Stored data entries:
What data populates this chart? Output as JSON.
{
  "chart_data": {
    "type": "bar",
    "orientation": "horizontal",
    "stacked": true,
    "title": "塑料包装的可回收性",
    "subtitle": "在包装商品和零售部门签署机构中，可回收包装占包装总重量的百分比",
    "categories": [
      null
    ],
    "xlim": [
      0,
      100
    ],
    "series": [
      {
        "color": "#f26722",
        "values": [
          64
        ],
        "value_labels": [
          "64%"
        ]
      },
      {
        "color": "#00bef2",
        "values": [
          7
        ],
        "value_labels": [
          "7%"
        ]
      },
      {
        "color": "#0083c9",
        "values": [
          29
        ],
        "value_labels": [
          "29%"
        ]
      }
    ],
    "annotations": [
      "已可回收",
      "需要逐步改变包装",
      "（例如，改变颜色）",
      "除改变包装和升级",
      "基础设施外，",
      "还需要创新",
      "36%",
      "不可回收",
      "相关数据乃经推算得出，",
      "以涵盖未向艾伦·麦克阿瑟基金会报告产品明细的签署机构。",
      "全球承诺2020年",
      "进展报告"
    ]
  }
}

* [PROBLEM TO WORK ON]:
Reproduce the material above exactly; please quote every line of it.

* [WRITTEN RESPONSE]:
What data populates this chart? Output as JSON.
{
  "chart_data": {
    "type": "bar",
    "orientation": "horizontal",
    "stacked": true,
    "title": "塑料包装的可回收性",
    "subtitle": "在包装商品和零售部门签署机构中，可回收包装占包装总重量的百分比",
    "categories": [
      null
    ],
    "xlim": [
      0,
      100
    ],
    "series": [
      {
        "color": "#f26722",
        "values": [
          64
        ],
        "value_labels": [
          "64%"
        ]
      },
      {
        "color": "#00bef2",
        "values": [
          7
        ],
        "value_labels": [
          "7%"
        ]
      },
      {
        "color": "#0083c9",
        "values": [
          29
        ],
        "value_labels": [
          "29%"
        ]
      }
    ],
    "annotations": [
      "已可回收",
      "需要逐步改变包装",
      "（例如，改变颜色）",
      "除改变包装和升级",
      "基础设施外，",
      "还需要创新",
      "36%",
      "不可回收",
      "相关数据乃经推算得出，",
      "以涵盖未向艾伦·麦克阿瑟基金会报告产品明细的签署机构。",
      "全球承诺2020年",
      "进展报告"
    ]
  }
}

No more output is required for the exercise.